● Challenge
Go through each line of the records below and count those with the word "town". Give only the count.
___ Material provided ___
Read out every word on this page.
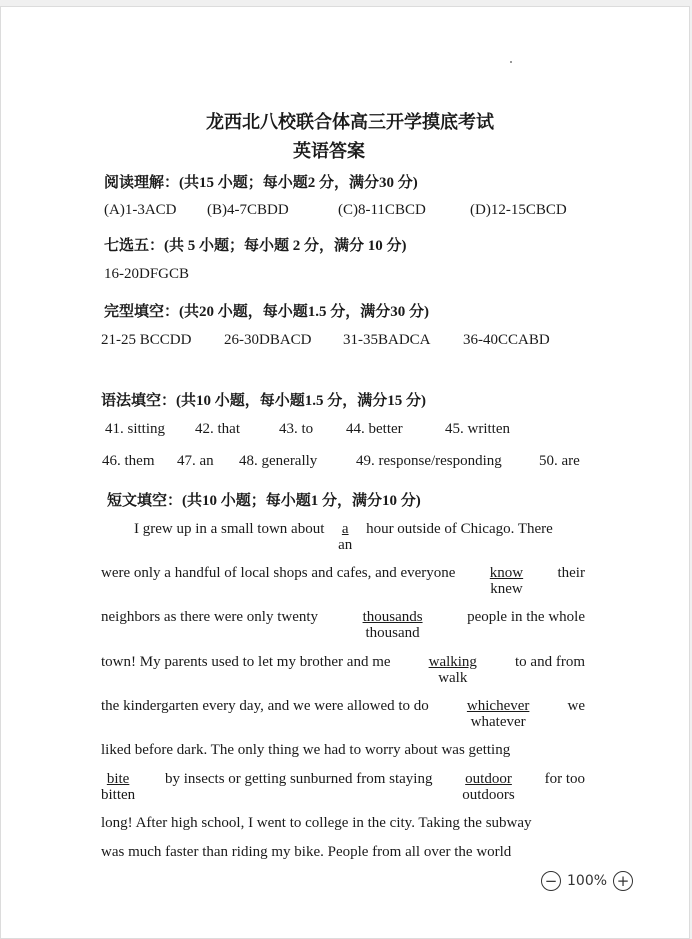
龙西北八校联合体高三开学摸底考试
英语答案
阅读理解：(共15 小题；每小题2 分，满分30 分)
(A)1-3ACD (B)4-7CBDD	(C)8-11CBCD	(D)12-15CBCD
七选五：(共 5 小题；每小题 2 分，满分 10 分)
16-20DFGCB
完型填空：(共20 小题，每小题1.5 分，满分30 分)
21-25 BCCDD 26-30DBACD 31-35BADCA 36-40CCABD
语法填空：(共10 小题，每小题1.5 分，满分15 分)
41. sitting 42. that	43. to 44. better	45. written
46. them 47. an 48. generally	49. response/responding 50. are
短文填空：(共10 小题；每小题1 分，满分10 分)
I grew up in a small town about $\frac{a}{an}$ hour outside of Chicago. There
were only a handful of local shops and cafes, and everyone know
knew
their
neighbors as there were only twenty	thousands
thousand
people in the whole
town! My parents used to let my brother and me	walking
walk
to and from
the kindergarten every day, and we were allowed to do	whichever
whatever
we
liked before dark. The only thing we had to worry about was getting
bite
bitten
by insects or getting sunburned from staying outdoor
outdoors
for too
long! After high school, I went to college in the city. Taking the subway
was much faster than riding my bike. People from all over the world
− 100% +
___
● Solved problem
2